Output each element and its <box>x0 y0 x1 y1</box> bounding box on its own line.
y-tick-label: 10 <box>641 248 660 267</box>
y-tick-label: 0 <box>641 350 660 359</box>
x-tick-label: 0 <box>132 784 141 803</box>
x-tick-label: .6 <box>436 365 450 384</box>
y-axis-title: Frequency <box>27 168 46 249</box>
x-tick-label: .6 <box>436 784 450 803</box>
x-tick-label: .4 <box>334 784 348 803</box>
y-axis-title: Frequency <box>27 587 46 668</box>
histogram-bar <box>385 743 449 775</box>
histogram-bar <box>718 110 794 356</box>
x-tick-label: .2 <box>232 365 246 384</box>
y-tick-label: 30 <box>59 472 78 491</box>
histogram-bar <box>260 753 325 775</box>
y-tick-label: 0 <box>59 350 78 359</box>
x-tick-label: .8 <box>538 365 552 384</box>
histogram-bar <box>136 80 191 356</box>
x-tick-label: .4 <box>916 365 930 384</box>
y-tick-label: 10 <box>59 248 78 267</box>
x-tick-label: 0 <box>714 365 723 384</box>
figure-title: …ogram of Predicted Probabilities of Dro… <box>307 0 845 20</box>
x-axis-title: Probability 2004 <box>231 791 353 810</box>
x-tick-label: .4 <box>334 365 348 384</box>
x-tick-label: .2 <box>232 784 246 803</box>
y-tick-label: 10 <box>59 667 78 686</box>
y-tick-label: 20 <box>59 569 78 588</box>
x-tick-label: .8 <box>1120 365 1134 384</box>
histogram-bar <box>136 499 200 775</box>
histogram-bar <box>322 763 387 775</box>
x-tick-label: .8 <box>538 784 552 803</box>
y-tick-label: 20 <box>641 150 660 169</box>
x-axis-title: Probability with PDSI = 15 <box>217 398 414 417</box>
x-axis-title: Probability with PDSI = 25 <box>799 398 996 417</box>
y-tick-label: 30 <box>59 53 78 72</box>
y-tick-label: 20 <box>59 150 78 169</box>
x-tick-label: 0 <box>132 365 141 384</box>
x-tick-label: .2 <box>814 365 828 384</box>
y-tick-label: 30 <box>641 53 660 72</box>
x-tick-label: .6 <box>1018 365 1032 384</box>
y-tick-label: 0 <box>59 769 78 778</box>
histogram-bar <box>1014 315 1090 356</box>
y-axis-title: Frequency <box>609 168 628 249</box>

● **What is being asked**
Reproduce every line of the data above without any change.

● **Expected answer**
Output each element and its <box>x0 y0 x1 y1</box> bounding box on its own line.
y-tick-label: 10 <box>641 248 660 267</box>
y-tick-label: 0 <box>641 350 660 359</box>
x-tick-label: 0 <box>132 784 141 803</box>
x-tick-label: .6 <box>436 365 450 384</box>
y-axis-title: Frequency <box>27 168 46 249</box>
x-tick-label: .6 <box>436 784 450 803</box>
x-tick-label: .4 <box>334 784 348 803</box>
y-axis-title: Frequency <box>27 587 46 668</box>
histogram-bar <box>385 743 449 775</box>
histogram-bar <box>718 110 794 356</box>
x-tick-label: .2 <box>232 365 246 384</box>
y-tick-label: 30 <box>59 472 78 491</box>
histogram-bar <box>260 753 325 775</box>
y-tick-label: 0 <box>59 350 78 359</box>
x-tick-label: .8 <box>538 365 552 384</box>
histogram-bar <box>136 80 191 356</box>
x-tick-label: .4 <box>916 365 930 384</box>
y-tick-label: 10 <box>59 248 78 267</box>
x-tick-label: 0 <box>714 365 723 384</box>
figure-title: …ogram of Predicted Probabilities of Dro… <box>307 0 845 20</box>
x-axis-title: Probability 2004 <box>231 791 353 810</box>
x-tick-label: .4 <box>334 365 348 384</box>
x-tick-label: .2 <box>232 784 246 803</box>
y-tick-label: 10 <box>59 667 78 686</box>
y-tick-label: 20 <box>59 569 78 588</box>
x-tick-label: .8 <box>1120 365 1134 384</box>
histogram-bar <box>136 499 200 775</box>
histogram-bar <box>322 763 387 775</box>
x-tick-label: .8 <box>538 784 552 803</box>
y-tick-label: 20 <box>641 150 660 169</box>
x-axis-title: Probability with PDSI = 15 <box>217 398 414 417</box>
x-axis-title: Probability with PDSI = 25 <box>799 398 996 417</box>
y-tick-label: 30 <box>59 53 78 72</box>
y-tick-label: 20 <box>59 150 78 169</box>
x-tick-label: 0 <box>132 365 141 384</box>
x-tick-label: .2 <box>814 365 828 384</box>
y-tick-label: 30 <box>641 53 660 72</box>
x-tick-label: .6 <box>1018 365 1032 384</box>
y-tick-label: 0 <box>59 769 78 778</box>
histogram-bar <box>1014 315 1090 356</box>
y-axis-title: Frequency <box>609 168 628 249</box>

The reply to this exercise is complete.